Provided entries start

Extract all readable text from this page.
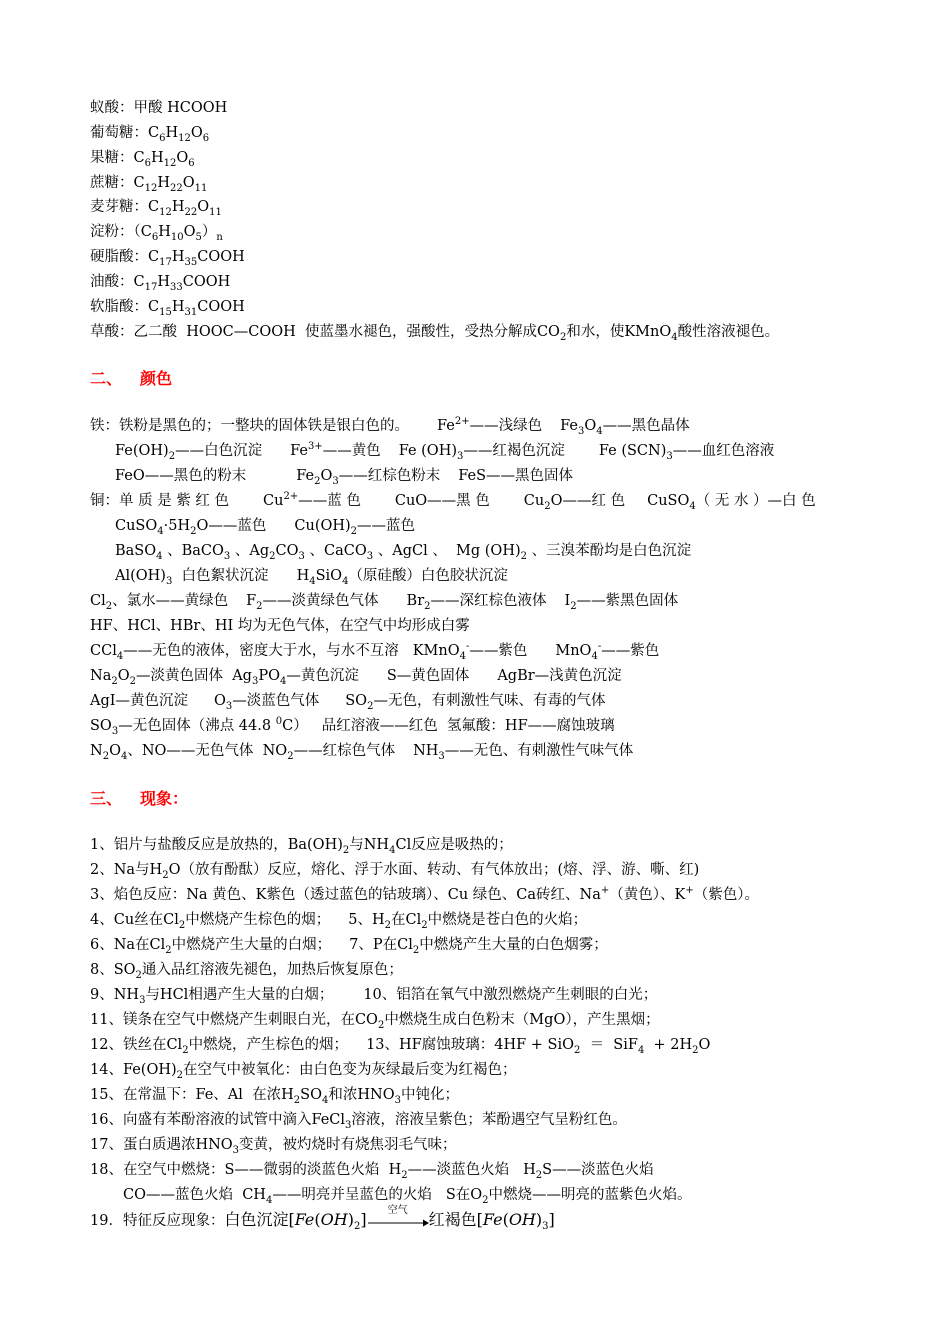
蚁酸：甲酸 HCOOH
葡萄糖：$C_6H_{12}O_6$
果糖：$C_6H_{12}O_6$
蔗糖：$C_{12}H_{22}O_{11}$
麦芽糖：$C_{12}H_{22}O_{11}$
淀粉：$(C_6H_{10}O_5)_n$
硬脂酸：$C_{17}H_{35}COOH$
油酸：$C_{17}H_{33}COOH$
软脂酸：$C_{15}H_{31}COOH$
草酸：乙二酸  HOOC—COOH  使蓝墨水褪色，强酸性，受热分解成$CO_2$和水，使KMnO$_4$酸性溶液褪色。
二、 颜色
铁：铁粉是黑色的；一整块的固体铁是银白色的。 $Fe^{2+}——$浅绿色 $Fe_3O_4——$黑色晶体
$Fe(OH)_2——$白色沉淀 $Fe^{3+}——$黄色 Fe $(OH)_3——$红褐色沉淀 Fe $(SCN)_3——$血红色溶液
FeO——黑色的粉末	$Fe_2O_3——$红棕色粉末 FeS——黑色固体
铜：单 质 是 紫 红 色 $Cu^{2+}——$蓝 色 CuO——黑 色 $Cu_2O——$红 色 CuSO$_4$（ 无 水 ）—白 色
$CuSO_4\cdot 5H_2O——$蓝色 $Cu(OH)_2——$蓝色
BaSO$_4$ 、BaCO$_3$ 、$Ag_2CO_3$ 、CaCO$_3$ 、AgCl 、  Mg $(OH)_2$ 、三溴苯酚均是白色沉淀
$Al(OH)_3$  白色絮状沉淀 $H_4SiO_4$（原硅酸）白色胶状沉淀
$Cl_2$、氯水——黄绿色 $F_2——$淡黄绿色气体 $Br_2——$深红棕色液体 $I_2——$紫黑色固体
HF、HCl、HBr、HI 均为无色气体，在空气中均形成白雾
CCl$_4$——无色的液体，密度大于水，与水不互溶 KMnO$_4$-——紫色 MnO$_4$-——紫色
$Na_2O_2—$淡黄色固体  $Ag_3PO_4—$黄色沉淀 S—黄色固体 AgBr—浅黄色沉淀
AgI—黄色沉淀 $O_3—$淡蓝色气体 $SO_2—$无色，有刺激性气味、有毒的气体
$SO_3—$无色固体（沸点 44.8 $^0$C） 品红溶液——红色  氢氟酸：HF——腐蚀玻璃
$N_2O_4$、NO——无色气体  $NO_2——$红棕色气体 $NH_3——$无色、有刺激性气味气体
三、 现象：
1、铝片与盐酸反应是放热的，$Ba(OH)_2$与$NH_4Cl$反应是吸热的；
2、Na与$H_2O$（放有酚酞）反应，熔化、浮于水面、转动、有气体放出；(熔、浮、游、嘶、红)
3、焰色反应：Na 黄色、K紫色（透过蓝色的钴玻璃）、Cu 绿色、Ca砖红、Na+（黄色）、K+（紫色）。
4、Cu丝在$Cl_2$中燃烧产生棕色的烟； 5、$H_2$在$Cl_2$中燃烧是苍白色的火焰；
6、Na在$Cl_2$中燃烧产生大量的白烟； 7、P在$Cl_2$中燃烧产生大量的白色烟雾；
8、$SO_2$通入品红溶液先褪色，加热后恢复原色；
9、$NH_3$与HCl相遇产生大量的白烟； 10、铝箔在氧气中激烈燃烧产生刺眼的白光；
11、镁条在空气中燃烧产生刺眼白光，在$CO_2$中燃烧生成白色粉末（MgO），产生黑烟；
12、铁丝在$Cl_2$中燃烧，产生棕色的烟； 13、HF腐蚀玻璃：$4HF + SiO_2 = SiF_4 + 2H_2O$
14、$Fe(OH)_2$在空气中被氧化：由白色变为灰绿最后变为红褐色；
15、在常温下：Fe、Al  在浓$H_2SO_4$和浓$HNO_3$中钝化；
16、向盛有苯酚溶液的试管中滴入FeCl$_3$溶液，溶液呈紫色；苯酚遇空气呈粉红色。
17、蛋白质遇浓$HNO_3$变黄，被灼烧时有烧焦羽毛气味；
18、在空气中燃烧：S——微弱的淡蓝色火焰  $H_2——$淡蓝色火焰 $H_2S——$淡蓝色火焰
CO——蓝色火焰  $CH_4——$明亮并呈蓝色的火焰 S在$O_2$中燃烧——明亮的蓝紫色火焰。
19．特征反应现象：白色沉淀$[Fe(OH)_2]$	空气	红褐色$[Fe(OH)_3]$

Provided entries end

Exercise objective:
Which lines include "黄色沉淀"? Copy each of them out.

Full output:
$Na_2O_2—$淡黄色固体  $Ag_3PO_4—$黄色沉淀 S—黄色固体 AgBr—浅黄色沉淀
AgI—黄色沉淀 $O_3—$淡蓝色气体 $SO_2—$无色，有刺激性气味、有毒的气体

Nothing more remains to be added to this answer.